→ **GOAL**
The complete listing should be restated exactly.

[Dataset entries]
- - -

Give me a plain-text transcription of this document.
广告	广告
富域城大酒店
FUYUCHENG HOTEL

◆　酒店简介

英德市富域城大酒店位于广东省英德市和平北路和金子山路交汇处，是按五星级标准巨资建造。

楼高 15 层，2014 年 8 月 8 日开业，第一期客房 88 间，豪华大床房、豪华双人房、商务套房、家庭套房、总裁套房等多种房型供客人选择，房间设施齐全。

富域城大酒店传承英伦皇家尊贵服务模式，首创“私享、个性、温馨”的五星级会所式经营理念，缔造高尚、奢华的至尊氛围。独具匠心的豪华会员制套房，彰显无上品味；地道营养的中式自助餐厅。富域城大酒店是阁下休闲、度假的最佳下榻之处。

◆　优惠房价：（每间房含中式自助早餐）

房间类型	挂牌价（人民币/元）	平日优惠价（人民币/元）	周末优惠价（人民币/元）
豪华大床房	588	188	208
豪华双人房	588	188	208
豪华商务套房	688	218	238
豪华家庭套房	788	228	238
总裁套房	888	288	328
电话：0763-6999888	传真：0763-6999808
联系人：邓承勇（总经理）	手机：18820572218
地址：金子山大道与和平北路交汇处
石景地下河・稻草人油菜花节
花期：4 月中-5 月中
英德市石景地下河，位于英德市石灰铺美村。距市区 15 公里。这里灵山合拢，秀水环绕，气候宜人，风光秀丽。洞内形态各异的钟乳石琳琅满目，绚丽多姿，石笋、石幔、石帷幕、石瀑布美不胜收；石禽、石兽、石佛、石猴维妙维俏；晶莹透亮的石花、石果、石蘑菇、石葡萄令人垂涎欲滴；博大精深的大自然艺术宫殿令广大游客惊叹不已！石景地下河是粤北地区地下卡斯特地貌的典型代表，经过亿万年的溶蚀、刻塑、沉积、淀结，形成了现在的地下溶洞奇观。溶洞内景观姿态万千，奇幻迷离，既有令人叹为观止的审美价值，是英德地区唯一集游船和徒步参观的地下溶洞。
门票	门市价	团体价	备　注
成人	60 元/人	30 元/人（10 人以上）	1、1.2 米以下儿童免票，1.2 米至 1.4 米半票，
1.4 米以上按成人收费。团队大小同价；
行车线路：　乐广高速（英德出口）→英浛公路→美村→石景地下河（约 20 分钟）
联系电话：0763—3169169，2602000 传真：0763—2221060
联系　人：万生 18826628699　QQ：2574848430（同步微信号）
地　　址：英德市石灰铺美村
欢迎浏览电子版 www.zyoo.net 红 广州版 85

- - -

→ **TASK RESULT**
Give me a plain-text transcription of this document.
广告	广告
富域城大酒店
FUYUCHENG HOTEL

◆　酒店简介

英德市富域城大酒店位于广东省英德市和平北路和金子山路交汇处，是按五星级标准巨资建造。

楼高 15 层，2014 年 8 月 8 日开业，第一期客房 88 间，豪华大床房、豪华双人房、商务套房、家庭套房、总裁套房等多种房型供客人选择，房间设施齐全。

富域城大酒店传承英伦皇家尊贵服务模式，首创“私享、个性、温馨”的五星级会所式经营理念，缔造高尚、奢华的至尊氛围。独具匠心的豪华会员制套房，彰显无上品味；地道营养的中式自助餐厅。富域城大酒店是阁下休闲、度假的最佳下榻之处。

◆　优惠房价：（每间房含中式自助早餐）

房间类型	挂牌价（人民币/元）	平日优惠价（人民币/元）	周末优惠价（人民币/元）
豪华大床房	588	188	208
豪华双人房	588	188	208
豪华商务套房	688	218	238
豪华家庭套房	788	228	238
总裁套房	888	288	328
电话：0763-6999888	传真：0763-6999808
联系人：邓承勇（总经理）	手机：18820572218
地址：金子山大道与和平北路交汇处
石景地下河・稻草人油菜花节
花期：4 月中-5 月中
英德市石景地下河，位于英德市石灰铺美村。距市区 15 公里。这里灵山合拢，秀水环绕，气候宜人，风光秀丽。洞内形态各异的钟乳石琳琅满目，绚丽多姿，石笋、石幔、石帷幕、石瀑布美不胜收；石禽、石兽、石佛、石猴维妙维俏；晶莹透亮的石花、石果、石蘑菇、石葡萄令人垂涎欲滴；博大精深的大自然艺术宫殿令广大游客惊叹不已！石景地下河是粤北地区地下卡斯特地貌的典型代表，经过亿万年的溶蚀、刻塑、沉积、淀结，形成了现在的地下溶洞奇观。溶洞内景观姿态万千，奇幻迷离，既有令人叹为观止的审美价值，是英德地区唯一集游船和徒步参观的地下溶洞。
门票	门市价	团体价	备　注
成人	60 元/人	30 元/人（10 人以上）	1、1.2 米以下儿童免票，1.2 米至 1.4 米半票，
1.4 米以上按成人收费。团队大小同价；
行车线路：　乐广高速（英德出口）→英浛公路→美村→石景地下河（约 20 分钟）
联系电话：0763—3169169，2602000 传真：0763—2221060
联系　人：万生 18826628699　QQ：2574848430（同步微信号）
地　　址：英德市石灰铺美村
欢迎浏览电子版 www.zyoo.net 红 广州版 85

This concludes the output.